- TASK GOAL
Retyping the records exactly, down to the last line, is the whole job.

- TASK INPUTS
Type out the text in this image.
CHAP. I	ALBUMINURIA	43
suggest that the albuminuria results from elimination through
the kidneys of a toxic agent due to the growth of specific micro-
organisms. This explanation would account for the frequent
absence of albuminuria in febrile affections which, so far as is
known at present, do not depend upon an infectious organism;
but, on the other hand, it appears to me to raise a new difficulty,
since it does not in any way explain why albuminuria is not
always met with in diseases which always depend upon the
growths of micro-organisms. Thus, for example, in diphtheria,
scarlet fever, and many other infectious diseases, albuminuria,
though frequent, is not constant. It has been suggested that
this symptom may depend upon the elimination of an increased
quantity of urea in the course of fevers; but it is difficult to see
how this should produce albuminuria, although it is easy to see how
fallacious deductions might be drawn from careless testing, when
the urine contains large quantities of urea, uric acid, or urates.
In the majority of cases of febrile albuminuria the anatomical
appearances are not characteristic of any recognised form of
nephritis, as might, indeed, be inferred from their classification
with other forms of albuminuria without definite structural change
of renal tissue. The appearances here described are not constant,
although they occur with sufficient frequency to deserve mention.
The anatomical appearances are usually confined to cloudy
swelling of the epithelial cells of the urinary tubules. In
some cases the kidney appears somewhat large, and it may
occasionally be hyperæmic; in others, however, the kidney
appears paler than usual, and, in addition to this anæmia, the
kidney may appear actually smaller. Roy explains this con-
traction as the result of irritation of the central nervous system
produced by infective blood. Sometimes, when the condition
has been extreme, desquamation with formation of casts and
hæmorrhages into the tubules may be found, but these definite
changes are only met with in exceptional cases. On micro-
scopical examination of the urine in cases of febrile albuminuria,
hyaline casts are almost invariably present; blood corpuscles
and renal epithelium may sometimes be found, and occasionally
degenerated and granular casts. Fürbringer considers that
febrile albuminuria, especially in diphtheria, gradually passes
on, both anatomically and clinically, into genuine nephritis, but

- EXERCISE OUTPUT
Type out the text in this image.
CHAP. I	ALBUMINURIA	43
suggest that the albuminuria results from elimination through
the kidneys of a toxic agent due to the growth of specific micro-
organisms. This explanation would account for the frequent
absence of albuminuria in febrile affections which, so far as is
known at present, do not depend upon an infectious organism;
but, on the other hand, it appears to me to raise a new difficulty,
since it does not in any way explain why albuminuria is not
always met with in diseases which always depend upon the
growths of micro-organisms. Thus, for example, in diphtheria,
scarlet fever, and many other infectious diseases, albuminuria,
though frequent, is not constant. It has been suggested that
this symptom may depend upon the elimination of an increased
quantity of urea in the course of fevers; but it is difficult to see
how this should produce albuminuria, although it is easy to see how
fallacious deductions might be drawn from careless testing, when
the urine contains large quantities of urea, uric acid, or urates.
In the majority of cases of febrile albuminuria the anatomical
appearances are not characteristic of any recognised form of
nephritis, as might, indeed, be inferred from their classification
with other forms of albuminuria without definite structural change
of renal tissue. The appearances here described are not constant,
although they occur with sufficient frequency to deserve mention.
The anatomical appearances are usually confined to cloudy
swelling of the epithelial cells of the urinary tubules. In
some cases the kidney appears somewhat large, and it may
occasionally be hyperæmic; in others, however, the kidney
appears paler than usual, and, in addition to this anæmia, the
kidney may appear actually smaller. Roy explains this con-
traction as the result of irritation of the central nervous system
produced by infective blood. Sometimes, when the condition
has been extreme, desquamation with formation of casts and
hæmorrhages into the tubules may be found, but these definite
changes are only met with in exceptional cases. On micro-
scopical examination of the urine in cases of febrile albuminuria,
hyaline casts are almost invariably present; blood corpuscles
and renal epithelium may sometimes be found, and occasionally
degenerated and granular casts. Fürbringer considers that
febrile albuminuria, especially in diphtheria, gradually passes
on, both anatomically and clinically, into genuine nephritis, but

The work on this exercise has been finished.